- **GIVEN TASK**
Copy the full set of lines exactly as given.
════════════════════
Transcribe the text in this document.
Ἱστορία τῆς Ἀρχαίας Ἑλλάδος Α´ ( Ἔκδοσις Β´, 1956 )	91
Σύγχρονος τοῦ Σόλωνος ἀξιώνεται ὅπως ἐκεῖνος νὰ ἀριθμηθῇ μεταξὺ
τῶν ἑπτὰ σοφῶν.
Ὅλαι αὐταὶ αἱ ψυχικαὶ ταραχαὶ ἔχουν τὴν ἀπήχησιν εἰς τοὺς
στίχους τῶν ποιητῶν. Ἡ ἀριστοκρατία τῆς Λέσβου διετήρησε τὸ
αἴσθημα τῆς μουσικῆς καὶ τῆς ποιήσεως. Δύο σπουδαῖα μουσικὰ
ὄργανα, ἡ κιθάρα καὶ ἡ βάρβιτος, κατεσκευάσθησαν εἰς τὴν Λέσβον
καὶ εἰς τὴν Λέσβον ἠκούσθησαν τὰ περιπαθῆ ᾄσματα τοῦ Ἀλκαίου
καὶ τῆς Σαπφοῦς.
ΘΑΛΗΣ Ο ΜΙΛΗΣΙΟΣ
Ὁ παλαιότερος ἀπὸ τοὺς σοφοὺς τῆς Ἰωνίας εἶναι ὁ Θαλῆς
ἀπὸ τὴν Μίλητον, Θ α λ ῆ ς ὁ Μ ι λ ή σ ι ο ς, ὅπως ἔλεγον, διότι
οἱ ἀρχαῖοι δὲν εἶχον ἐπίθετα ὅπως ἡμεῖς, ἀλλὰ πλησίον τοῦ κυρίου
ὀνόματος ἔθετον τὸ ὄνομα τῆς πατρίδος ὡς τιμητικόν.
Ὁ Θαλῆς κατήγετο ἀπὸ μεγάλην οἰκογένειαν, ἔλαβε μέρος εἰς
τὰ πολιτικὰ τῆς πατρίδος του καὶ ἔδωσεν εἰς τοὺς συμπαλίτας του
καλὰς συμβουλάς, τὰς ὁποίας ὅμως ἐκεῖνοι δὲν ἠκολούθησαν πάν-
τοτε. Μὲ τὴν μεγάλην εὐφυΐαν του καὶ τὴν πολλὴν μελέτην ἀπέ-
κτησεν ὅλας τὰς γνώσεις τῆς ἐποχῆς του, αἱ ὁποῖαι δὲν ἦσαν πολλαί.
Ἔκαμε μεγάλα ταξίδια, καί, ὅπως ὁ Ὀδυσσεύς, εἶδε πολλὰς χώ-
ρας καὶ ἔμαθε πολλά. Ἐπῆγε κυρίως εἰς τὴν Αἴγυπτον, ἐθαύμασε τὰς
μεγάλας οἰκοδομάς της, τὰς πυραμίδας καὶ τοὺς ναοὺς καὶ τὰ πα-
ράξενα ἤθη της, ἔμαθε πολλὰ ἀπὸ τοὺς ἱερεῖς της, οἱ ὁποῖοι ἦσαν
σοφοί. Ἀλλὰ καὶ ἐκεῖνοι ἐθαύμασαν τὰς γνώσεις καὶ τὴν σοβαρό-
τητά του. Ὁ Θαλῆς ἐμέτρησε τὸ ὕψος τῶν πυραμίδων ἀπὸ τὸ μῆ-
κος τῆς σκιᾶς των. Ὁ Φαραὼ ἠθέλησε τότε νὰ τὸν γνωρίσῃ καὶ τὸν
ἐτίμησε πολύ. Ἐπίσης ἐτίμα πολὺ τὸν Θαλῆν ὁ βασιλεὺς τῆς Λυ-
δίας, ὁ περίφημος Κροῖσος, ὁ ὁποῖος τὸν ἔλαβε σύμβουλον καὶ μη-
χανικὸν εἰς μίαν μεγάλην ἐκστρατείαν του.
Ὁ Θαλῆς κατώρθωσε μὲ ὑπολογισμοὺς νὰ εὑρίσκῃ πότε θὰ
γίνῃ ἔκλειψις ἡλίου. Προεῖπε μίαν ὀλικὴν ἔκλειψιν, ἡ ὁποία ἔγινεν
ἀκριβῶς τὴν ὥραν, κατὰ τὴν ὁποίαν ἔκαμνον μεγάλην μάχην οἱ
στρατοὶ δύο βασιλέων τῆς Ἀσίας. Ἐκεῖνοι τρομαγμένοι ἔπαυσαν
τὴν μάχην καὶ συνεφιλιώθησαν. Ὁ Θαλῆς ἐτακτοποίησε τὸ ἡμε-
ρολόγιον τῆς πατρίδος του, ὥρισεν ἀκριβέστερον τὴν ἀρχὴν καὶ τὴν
════════════════════
- **ANSWER TO THIS TASK**
Transcribe the text in this document.
Ἱστορία τῆς Ἀρχαίας Ἑλλάδος Α´ ( Ἔκδοσις Β´, 1956 )	91
Σύγχρονος τοῦ Σόλωνος ἀξιώνεται ὅπως ἐκεῖνος νὰ ἀριθμηθῇ μεταξὺ
τῶν ἑπτὰ σοφῶν.
Ὅλαι αὐταὶ αἱ ψυχικαὶ ταραχαὶ ἔχουν τὴν ἀπήχησιν εἰς τοὺς
στίχους τῶν ποιητῶν. Ἡ ἀριστοκρατία τῆς Λέσβου διετήρησε τὸ
αἴσθημα τῆς μουσικῆς καὶ τῆς ποιήσεως. Δύο σπουδαῖα μουσικὰ
ὄργανα, ἡ κιθάρα καὶ ἡ βάρβιτος, κατεσκευάσθησαν εἰς τὴν Λέσβον
καὶ εἰς τὴν Λέσβον ἠκούσθησαν τὰ περιπαθῆ ᾄσματα τοῦ Ἀλκαίου
καὶ τῆς Σαπφοῦς.
ΘΑΛΗΣ Ο ΜΙΛΗΣΙΟΣ
Ὁ παλαιότερος ἀπὸ τοὺς σοφοὺς τῆς Ἰωνίας εἶναι ὁ Θαλῆς
ἀπὸ τὴν Μίλητον, Θ α λ ῆ ς ὁ Μ ι λ ή σ ι ο ς, ὅπως ἔλεγον, διότι
οἱ ἀρχαῖοι δὲν εἶχον ἐπίθετα ὅπως ἡμεῖς, ἀλλὰ πλησίον τοῦ κυρίου
ὀνόματος ἔθετον τὸ ὄνομα τῆς πατρίδος ὡς τιμητικόν.
Ὁ Θαλῆς κατήγετο ἀπὸ μεγάλην οἰκογένειαν, ἔλαβε μέρος εἰς
τὰ πολιτικὰ τῆς πατρίδος του καὶ ἔδωσεν εἰς τοὺς συμπαλίτας του
καλὰς συμβουλάς, τὰς ὁποίας ὅμως ἐκεῖνοι δὲν ἠκολούθησαν πάν-
τοτε. Μὲ τὴν μεγάλην εὐφυΐαν του καὶ τὴν πολλὴν μελέτην ἀπέ-
κτησεν ὅλας τὰς γνώσεις τῆς ἐποχῆς του, αἱ ὁποῖαι δὲν ἦσαν πολλαί.
Ἔκαμε μεγάλα ταξίδια, καί, ὅπως ὁ Ὀδυσσεύς, εἶδε πολλὰς χώ-
ρας καὶ ἔμαθε πολλά. Ἐπῆγε κυρίως εἰς τὴν Αἴγυπτον, ἐθαύμασε τὰς
μεγάλας οἰκοδομάς της, τὰς πυραμίδας καὶ τοὺς ναοὺς καὶ τὰ πα-
ράξενα ἤθη της, ἔμαθε πολλὰ ἀπὸ τοὺς ἱερεῖς της, οἱ ὁποῖοι ἦσαν
σοφοί. Ἀλλὰ καὶ ἐκεῖνοι ἐθαύμασαν τὰς γνώσεις καὶ τὴν σοβαρό-
τητά του. Ὁ Θαλῆς ἐμέτρησε τὸ ὕψος τῶν πυραμίδων ἀπὸ τὸ μῆ-
κος τῆς σκιᾶς των. Ὁ Φαραὼ ἠθέλησε τότε νὰ τὸν γνωρίσῃ καὶ τὸν
ἐτίμησε πολύ. Ἐπίσης ἐτίμα πολὺ τὸν Θαλῆν ὁ βασιλεὺς τῆς Λυ-
δίας, ὁ περίφημος Κροῖσος, ὁ ὁποῖος τὸν ἔλαβε σύμβουλον καὶ μη-
χανικὸν εἰς μίαν μεγάλην ἐκστρατείαν του.
Ὁ Θαλῆς κατώρθωσε μὲ ὑπολογισμοὺς νὰ εὑρίσκῃ πότε θὰ
γίνῃ ἔκλειψις ἡλίου. Προεῖπε μίαν ὀλικὴν ἔκλειψιν, ἡ ὁποία ἔγινεν
ἀκριβῶς τὴν ὥραν, κατὰ τὴν ὁποίαν ἔκαμνον μεγάλην μάχην οἱ
στρατοὶ δύο βασιλέων τῆς Ἀσίας. Ἐκεῖνοι τρομαγμένοι ἔπαυσαν
τὴν μάχην καὶ συνεφιλιώθησαν. Ὁ Θαλῆς ἐτακτοποίησε τὸ ἡμε-
ρολόγιον τῆς πατρίδος του, ὥρισεν ἀκριβέστερον τὴν ἀρχὴν καὶ τὴν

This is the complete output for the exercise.